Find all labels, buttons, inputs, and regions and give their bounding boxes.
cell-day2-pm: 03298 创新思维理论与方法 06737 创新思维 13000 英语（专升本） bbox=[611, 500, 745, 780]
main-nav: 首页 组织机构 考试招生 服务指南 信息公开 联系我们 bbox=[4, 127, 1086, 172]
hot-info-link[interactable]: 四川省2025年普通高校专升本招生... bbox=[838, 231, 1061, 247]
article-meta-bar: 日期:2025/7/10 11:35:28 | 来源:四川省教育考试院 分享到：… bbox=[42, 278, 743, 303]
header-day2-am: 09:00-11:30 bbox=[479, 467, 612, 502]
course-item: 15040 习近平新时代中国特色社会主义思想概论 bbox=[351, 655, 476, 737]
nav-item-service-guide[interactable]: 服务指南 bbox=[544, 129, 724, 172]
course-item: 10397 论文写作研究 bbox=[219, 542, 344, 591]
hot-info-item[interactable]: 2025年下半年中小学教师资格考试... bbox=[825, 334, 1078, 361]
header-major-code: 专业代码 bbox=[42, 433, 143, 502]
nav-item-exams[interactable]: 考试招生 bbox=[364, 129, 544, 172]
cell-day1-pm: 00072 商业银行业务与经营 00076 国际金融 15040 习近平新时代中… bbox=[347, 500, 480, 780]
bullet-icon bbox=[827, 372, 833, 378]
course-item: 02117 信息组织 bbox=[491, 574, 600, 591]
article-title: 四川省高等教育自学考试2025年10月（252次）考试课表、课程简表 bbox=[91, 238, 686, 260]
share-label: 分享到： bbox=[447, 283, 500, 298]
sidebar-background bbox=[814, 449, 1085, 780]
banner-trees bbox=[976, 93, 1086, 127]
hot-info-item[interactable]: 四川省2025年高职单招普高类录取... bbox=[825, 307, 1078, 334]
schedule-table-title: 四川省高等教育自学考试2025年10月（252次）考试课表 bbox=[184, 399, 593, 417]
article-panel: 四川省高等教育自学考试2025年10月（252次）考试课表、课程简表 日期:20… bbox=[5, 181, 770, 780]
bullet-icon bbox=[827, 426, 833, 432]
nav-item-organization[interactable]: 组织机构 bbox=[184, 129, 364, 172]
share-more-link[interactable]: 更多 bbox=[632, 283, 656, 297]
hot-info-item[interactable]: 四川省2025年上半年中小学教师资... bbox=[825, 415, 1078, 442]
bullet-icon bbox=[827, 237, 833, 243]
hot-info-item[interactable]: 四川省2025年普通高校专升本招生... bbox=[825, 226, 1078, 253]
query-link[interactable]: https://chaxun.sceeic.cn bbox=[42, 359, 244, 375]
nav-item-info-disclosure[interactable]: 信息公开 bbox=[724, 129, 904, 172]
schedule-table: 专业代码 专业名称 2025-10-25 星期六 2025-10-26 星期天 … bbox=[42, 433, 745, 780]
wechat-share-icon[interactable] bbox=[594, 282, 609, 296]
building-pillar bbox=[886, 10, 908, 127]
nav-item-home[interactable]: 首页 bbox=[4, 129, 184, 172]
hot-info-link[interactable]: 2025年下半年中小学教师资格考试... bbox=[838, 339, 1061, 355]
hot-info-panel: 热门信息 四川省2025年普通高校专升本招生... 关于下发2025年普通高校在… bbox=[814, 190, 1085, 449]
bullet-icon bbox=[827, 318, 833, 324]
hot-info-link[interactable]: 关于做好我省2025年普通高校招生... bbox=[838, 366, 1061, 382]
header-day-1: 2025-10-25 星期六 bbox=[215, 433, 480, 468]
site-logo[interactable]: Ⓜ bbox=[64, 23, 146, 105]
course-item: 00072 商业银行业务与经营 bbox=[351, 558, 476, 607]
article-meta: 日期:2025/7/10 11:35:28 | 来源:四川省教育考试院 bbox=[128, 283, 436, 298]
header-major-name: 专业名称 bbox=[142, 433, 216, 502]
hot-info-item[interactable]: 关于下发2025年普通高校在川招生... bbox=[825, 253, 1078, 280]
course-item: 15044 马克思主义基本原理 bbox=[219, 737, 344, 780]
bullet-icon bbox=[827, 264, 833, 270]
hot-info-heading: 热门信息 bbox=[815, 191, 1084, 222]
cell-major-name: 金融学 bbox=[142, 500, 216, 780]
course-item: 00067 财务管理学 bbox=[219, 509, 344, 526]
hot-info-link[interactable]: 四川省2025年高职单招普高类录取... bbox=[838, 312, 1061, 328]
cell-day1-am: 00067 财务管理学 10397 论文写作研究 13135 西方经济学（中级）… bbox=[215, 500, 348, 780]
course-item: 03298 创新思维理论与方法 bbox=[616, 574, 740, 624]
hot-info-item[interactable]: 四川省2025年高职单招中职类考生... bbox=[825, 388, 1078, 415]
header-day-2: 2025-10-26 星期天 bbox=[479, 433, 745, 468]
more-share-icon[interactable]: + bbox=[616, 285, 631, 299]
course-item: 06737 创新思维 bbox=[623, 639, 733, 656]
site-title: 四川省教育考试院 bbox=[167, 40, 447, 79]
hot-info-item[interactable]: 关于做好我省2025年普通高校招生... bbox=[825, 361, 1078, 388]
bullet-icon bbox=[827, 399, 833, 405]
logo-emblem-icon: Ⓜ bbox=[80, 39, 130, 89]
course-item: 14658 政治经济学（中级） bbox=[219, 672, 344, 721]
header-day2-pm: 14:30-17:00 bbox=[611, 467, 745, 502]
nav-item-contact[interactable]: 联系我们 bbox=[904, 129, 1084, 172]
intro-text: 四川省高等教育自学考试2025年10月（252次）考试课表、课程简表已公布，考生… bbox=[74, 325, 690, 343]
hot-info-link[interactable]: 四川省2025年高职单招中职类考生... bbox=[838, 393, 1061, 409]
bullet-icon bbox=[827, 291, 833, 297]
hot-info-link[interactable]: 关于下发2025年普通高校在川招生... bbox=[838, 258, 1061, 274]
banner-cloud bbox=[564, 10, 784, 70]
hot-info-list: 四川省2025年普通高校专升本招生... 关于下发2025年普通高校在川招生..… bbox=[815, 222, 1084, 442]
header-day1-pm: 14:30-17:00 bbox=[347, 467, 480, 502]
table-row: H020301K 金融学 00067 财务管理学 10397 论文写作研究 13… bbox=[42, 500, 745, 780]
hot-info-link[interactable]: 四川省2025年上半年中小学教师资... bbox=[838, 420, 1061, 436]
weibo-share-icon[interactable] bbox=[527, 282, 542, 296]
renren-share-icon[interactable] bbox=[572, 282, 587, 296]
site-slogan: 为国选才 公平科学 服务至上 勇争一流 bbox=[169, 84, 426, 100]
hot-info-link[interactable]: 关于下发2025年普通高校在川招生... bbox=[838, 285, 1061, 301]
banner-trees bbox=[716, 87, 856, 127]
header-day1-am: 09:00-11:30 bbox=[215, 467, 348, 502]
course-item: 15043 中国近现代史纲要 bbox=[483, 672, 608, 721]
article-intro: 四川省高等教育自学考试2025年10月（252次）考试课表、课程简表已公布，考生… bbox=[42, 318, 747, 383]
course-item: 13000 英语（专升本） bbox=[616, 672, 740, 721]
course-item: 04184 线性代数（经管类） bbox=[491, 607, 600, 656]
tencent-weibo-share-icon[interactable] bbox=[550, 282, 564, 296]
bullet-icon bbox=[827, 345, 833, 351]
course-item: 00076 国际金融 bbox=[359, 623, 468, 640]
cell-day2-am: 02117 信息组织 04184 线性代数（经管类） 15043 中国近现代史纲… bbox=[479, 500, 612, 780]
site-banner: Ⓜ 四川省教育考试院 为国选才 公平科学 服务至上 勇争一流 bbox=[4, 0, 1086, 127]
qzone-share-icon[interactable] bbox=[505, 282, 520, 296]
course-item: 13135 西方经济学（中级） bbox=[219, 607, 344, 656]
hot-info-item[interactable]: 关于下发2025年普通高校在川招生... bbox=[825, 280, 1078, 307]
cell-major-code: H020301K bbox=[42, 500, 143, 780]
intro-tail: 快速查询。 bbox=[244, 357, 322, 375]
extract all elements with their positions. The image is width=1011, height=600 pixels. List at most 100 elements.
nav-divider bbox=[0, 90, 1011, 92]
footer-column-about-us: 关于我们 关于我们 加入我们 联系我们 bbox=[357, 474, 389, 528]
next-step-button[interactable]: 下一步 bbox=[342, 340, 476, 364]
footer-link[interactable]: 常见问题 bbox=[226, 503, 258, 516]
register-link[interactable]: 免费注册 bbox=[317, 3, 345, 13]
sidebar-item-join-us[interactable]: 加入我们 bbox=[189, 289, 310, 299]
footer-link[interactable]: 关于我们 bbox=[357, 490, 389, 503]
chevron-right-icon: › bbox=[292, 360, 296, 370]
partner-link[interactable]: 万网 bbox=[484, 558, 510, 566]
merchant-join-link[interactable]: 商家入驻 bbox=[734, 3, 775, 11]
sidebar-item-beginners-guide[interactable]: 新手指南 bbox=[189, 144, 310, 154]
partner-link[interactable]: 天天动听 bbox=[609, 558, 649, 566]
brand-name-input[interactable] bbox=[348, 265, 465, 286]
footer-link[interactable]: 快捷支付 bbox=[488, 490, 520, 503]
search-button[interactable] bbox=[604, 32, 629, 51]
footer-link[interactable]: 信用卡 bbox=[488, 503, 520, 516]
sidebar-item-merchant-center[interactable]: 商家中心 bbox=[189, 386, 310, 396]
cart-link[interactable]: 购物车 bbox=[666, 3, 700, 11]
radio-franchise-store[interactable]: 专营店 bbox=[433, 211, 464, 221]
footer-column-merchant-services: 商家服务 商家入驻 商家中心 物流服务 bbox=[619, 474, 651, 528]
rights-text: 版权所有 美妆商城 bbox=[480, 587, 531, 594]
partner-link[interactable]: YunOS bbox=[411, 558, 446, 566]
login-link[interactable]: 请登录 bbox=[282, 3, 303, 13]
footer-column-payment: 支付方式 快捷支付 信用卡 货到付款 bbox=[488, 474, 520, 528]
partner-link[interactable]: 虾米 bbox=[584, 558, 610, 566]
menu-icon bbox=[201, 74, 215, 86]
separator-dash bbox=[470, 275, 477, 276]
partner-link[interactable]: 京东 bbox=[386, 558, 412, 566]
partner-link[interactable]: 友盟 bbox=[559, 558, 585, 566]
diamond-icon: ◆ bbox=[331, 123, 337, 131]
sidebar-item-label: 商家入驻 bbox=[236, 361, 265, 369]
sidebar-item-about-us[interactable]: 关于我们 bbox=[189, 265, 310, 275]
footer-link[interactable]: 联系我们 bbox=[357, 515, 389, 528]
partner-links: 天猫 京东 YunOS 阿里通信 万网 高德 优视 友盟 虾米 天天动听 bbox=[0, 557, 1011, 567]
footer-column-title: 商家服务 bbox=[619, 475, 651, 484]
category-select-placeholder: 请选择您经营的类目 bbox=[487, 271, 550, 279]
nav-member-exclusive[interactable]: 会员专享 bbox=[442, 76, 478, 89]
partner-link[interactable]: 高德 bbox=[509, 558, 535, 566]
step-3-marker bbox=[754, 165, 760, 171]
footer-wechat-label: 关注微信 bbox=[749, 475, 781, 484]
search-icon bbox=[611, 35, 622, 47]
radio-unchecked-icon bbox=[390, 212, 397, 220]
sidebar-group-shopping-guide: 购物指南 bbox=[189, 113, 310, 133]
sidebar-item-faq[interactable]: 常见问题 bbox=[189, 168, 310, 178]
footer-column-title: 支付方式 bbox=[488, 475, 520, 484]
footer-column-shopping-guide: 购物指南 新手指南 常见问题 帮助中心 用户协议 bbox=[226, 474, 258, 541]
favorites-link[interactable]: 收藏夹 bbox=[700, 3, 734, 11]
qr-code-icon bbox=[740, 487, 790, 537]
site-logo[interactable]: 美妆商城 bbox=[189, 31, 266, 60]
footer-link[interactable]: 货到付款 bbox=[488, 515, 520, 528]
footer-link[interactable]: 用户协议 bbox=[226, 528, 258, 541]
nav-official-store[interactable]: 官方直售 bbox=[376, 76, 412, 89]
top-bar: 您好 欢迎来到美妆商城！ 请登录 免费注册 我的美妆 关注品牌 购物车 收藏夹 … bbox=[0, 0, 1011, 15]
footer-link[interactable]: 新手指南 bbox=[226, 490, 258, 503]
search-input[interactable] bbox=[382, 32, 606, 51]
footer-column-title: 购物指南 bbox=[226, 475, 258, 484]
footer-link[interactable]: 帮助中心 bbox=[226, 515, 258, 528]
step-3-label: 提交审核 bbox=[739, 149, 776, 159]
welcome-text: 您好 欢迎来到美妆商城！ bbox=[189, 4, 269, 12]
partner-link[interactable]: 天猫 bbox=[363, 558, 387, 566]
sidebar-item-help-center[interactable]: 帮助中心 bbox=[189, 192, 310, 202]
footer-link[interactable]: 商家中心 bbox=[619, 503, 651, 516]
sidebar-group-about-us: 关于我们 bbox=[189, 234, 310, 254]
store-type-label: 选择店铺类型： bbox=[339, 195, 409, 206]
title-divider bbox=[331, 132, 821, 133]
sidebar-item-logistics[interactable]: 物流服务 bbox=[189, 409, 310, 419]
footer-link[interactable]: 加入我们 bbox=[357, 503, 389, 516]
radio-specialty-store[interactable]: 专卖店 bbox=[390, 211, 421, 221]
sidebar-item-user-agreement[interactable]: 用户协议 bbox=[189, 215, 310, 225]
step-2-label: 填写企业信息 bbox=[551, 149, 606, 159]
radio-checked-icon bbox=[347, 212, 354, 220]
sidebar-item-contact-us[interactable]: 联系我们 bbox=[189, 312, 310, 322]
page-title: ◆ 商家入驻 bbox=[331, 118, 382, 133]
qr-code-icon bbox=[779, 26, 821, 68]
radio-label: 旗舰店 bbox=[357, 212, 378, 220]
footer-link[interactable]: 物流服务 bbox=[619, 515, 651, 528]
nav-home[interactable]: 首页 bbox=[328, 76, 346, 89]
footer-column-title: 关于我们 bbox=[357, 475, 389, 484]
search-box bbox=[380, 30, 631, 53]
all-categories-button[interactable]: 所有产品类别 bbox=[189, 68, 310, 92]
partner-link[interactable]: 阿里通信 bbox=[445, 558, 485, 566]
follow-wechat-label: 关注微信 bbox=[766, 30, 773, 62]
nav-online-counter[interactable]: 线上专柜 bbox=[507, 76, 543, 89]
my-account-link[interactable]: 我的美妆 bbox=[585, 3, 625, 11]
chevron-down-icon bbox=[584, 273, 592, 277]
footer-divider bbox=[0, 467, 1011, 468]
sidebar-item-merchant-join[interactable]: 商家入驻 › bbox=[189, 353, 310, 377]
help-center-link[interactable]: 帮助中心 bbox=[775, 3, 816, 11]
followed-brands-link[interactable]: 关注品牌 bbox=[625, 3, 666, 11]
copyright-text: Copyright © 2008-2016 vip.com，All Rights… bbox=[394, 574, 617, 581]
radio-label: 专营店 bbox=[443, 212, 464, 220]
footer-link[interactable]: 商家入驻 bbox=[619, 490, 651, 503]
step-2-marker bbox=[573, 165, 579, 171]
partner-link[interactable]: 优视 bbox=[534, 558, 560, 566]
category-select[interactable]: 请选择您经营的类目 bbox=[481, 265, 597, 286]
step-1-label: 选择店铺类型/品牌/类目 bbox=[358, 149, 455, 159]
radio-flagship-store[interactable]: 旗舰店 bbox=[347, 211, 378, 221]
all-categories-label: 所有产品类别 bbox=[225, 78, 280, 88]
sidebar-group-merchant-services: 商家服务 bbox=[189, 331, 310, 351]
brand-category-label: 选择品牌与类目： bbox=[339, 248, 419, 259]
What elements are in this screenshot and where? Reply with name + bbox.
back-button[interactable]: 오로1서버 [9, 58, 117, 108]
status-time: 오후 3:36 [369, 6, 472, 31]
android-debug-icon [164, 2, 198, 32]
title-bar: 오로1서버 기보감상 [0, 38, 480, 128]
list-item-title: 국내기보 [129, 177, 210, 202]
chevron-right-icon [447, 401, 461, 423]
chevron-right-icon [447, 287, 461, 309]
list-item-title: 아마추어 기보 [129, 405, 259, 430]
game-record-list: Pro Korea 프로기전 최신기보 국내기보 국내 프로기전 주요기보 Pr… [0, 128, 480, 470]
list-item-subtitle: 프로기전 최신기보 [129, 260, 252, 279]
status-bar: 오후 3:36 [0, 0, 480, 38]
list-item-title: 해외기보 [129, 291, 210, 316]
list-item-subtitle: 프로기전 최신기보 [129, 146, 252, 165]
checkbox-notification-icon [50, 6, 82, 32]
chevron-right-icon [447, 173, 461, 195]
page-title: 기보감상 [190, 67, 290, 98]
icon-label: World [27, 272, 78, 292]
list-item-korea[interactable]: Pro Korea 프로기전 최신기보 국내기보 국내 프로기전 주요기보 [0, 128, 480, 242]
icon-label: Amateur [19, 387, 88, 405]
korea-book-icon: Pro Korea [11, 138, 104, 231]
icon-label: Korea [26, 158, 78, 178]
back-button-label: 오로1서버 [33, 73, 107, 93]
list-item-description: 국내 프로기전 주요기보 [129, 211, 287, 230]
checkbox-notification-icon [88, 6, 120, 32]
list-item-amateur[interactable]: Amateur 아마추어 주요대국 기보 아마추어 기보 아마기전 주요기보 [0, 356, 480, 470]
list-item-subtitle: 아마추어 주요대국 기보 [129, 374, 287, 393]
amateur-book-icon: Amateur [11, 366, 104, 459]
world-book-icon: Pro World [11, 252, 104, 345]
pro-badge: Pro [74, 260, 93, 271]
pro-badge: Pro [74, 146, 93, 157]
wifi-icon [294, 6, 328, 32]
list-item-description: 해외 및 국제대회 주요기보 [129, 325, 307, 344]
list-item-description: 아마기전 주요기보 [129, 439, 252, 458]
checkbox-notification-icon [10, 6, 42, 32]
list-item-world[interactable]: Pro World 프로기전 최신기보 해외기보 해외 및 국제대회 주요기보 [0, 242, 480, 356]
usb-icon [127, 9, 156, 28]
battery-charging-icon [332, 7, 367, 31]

****************

Goal of the exercise:
Please quote the listing word for word, starting at its very first line and stopping after the line that contains "415, 1078, 442]". Include both of those end lines.

Written answer:
Find all labels, buttons, inputs, and regions and give their bounding boxes.
cell-day2-pm: 03298 创新思维理论与方法 06737 创新思维 13000 英语（专升本） bbox=[611, 500, 745, 780]
main-nav: 首页 组织机构 考试招生 服务指南 信息公开 联系我们 bbox=[4, 127, 1086, 172]
hot-info-link[interactable]: 四川省2025年普通高校专升本招生... bbox=[838, 231, 1061, 247]
article-meta-bar: 日期:2025/7/10 11:35:28 | 来源:四川省教育考试院 分享到：… bbox=[42, 278, 743, 303]
header-day2-am: 09:00-11:30 bbox=[479, 467, 612, 502]
course-item: 15040 习近平新时代中国特色社会主义思想概论 bbox=[351, 655, 476, 737]
nav-item-service-guide[interactable]: 服务指南 bbox=[544, 129, 724, 172]
course-item: 10397 论文写作研究 bbox=[219, 542, 344, 591]
hot-info-item[interactable]: 2025年下半年中小学教师资格考试... bbox=[825, 334, 1078, 361]
header-major-code: 专业代码 bbox=[42, 433, 143, 502]
nav-item-exams[interactable]: 考试招生 bbox=[364, 129, 544, 172]
cell-day1-pm: 00072 商业银行业务与经营 00076 国际金融 15040 习近平新时代中… bbox=[347, 500, 480, 780]
bullet-icon bbox=[827, 372, 833, 378]
course-item: 02117 信息组织 bbox=[491, 574, 600, 591]
article-title: 四川省高等教育自学考试2025年10月（252次）考试课表、课程简表 bbox=[91, 238, 686, 260]
share-label: 分享到： bbox=[447, 283, 500, 298]
sidebar-background bbox=[814, 449, 1085, 780]
banner-trees bbox=[976, 93, 1086, 127]
hot-info-item[interactable]: 四川省2025年高职单招普高类录取... bbox=[825, 307, 1078, 334]
schedule-table-title: 四川省高等教育自学考试2025年10月（252次）考试课表 bbox=[184, 399, 593, 417]
article-panel: 四川省高等教育自学考试2025年10月（252次）考试课表、课程简表 日期:20… bbox=[5, 181, 770, 780]
bullet-icon bbox=[827, 426, 833, 432]
nav-item-organization[interactable]: 组织机构 bbox=[184, 129, 364, 172]
share-more-link[interactable]: 更多 bbox=[632, 283, 656, 297]
hot-info-item[interactable]: 四川省2025年上半年中小学教师资... bbox=[825, 415, 1078, 442]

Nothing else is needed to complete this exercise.